We are currently looking to implement ESXi 4.1 on UCS booting from our CX4-120 array. Not having much experiences with either SAN or ESXi I have a few questions below that I am hoping someone can assist with.
Any advice would be greatly appreciated.
Yes, every LUN that will be used to install ESXi on (and boot from) will need its own storage group inside Navisphere.
Think of these luns as the physical HD's of a server where you normally install the OS. No other machine should have access to these LUNs except the target ESXi installation.
All of your ESXi hosts will need to be contained in a storage group for shared storage.
Thank you for taking the time to respond.
Can a Host be a member of multiple Storage Groups?I thought a Host could only belong to one Storage Group. Therefore I believed I would have to add the "shared storage" to each of the ESXi Storage Groups. I did not think that I could add the ESXi Hosts to multiple Storage Groups.
Do you have any recommendations about the size of the boot LUNs?
You will need to create 1 storage group for each host. the host may only be in 1 group but the LUNs can be in many. in each storage group place the boot LUN and present it as HLU 0, then add all the shared volumes try to keep the HLU numbering consistent particuarly if using VCB.
As regards Sizing, i tend to use 5GB for ESXi and 10GB for full although arguably you could go much smaller with ESXi, i have seen nothing official from any vendor.
Disk layout is a little more difficult to give you, it depends on what you have disk wise, you don't need massive ammounts of IO for the Hypervisor so if possible a couple of 15K FC in a mirror with 4 or 5 hosts booting, i had a customer booting from SATA and it ran fine until 1 failed and the rebuild overhead crippled them so avoid this.

## [Exercises to complete]
1. Name every hardware or software product that the ESXi boot-from-SAN thread mentions by name.
2. Answer these questions from the ESXi boot-from-SAN thread:
(a) Which HLU number should the boot LUN be presented as?
(b) What size does the replier use for an ESXi boot LUN?
(c) What disk type was the customer booting from when a failure and rebuild crippled them?
3. Carry on the ESXi boot-from-SAN thread from its final sentence.
The entries after this point have no connection to the ESXi boot-from-SAN thread.

## [Data records]
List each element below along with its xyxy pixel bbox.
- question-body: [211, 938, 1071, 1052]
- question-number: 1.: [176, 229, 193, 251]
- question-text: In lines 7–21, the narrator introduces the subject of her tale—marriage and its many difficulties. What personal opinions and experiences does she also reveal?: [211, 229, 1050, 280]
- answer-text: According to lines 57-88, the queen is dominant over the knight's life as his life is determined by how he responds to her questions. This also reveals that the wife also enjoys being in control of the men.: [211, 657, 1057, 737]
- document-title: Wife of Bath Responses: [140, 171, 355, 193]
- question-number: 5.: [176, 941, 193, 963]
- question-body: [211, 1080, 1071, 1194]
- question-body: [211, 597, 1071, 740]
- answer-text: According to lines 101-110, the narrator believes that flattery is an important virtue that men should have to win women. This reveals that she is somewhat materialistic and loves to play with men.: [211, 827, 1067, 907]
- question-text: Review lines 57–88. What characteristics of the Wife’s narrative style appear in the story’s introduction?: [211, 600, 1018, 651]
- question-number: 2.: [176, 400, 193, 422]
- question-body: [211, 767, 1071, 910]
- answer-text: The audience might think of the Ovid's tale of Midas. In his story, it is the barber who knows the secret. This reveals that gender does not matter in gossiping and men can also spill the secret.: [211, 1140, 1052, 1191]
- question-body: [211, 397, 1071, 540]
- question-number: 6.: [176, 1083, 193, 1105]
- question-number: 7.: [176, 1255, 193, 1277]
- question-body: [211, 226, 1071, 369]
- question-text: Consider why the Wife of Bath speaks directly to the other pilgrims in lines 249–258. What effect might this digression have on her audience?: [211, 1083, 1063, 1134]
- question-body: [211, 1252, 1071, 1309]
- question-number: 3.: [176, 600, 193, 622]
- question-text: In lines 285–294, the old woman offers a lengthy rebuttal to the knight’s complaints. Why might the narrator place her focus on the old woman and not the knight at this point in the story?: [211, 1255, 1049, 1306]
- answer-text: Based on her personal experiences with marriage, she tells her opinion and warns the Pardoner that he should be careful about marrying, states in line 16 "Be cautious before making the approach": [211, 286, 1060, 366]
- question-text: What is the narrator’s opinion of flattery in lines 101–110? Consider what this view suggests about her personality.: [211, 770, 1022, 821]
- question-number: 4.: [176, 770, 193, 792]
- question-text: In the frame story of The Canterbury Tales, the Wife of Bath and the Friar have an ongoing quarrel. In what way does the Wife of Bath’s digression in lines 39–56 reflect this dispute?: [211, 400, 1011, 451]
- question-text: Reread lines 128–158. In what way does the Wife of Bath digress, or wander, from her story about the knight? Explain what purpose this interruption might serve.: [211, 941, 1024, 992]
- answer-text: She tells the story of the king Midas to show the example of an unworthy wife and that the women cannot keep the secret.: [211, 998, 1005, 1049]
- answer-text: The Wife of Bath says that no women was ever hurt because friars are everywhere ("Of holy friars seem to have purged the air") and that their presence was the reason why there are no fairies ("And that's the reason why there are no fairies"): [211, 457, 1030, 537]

## [Answers provided]
1. ESXi 4.1, UCS, CX4-120, Navisphere, VCB

2.
(a) HLU 0
(b) 5GB
(c) SATA

3.
Essentially keep it as simple as possible, interesting you are booting ESXi from SAN, had you considered going for the embedded USB option thus negating this issue?
Missed the last bit, Yes you will need to manually register the Host and also make sure that at the time of installing the ESXi the only LUN presented is the Boot LUN presented as 0. there is an EMC document on this that i have attached, note that it says on page 13 that there is no Boot From SAN support with ESXi (at time of writing the document, i think this may have changed now)
Thank you for taking the time to respond and clarifying a few things for me. I will look into the embedded USB option to see if that would be a better option. There seems to be very little documentation around regarding ESXi and booting from SAN. Therefore I posted here just to see what others are doing.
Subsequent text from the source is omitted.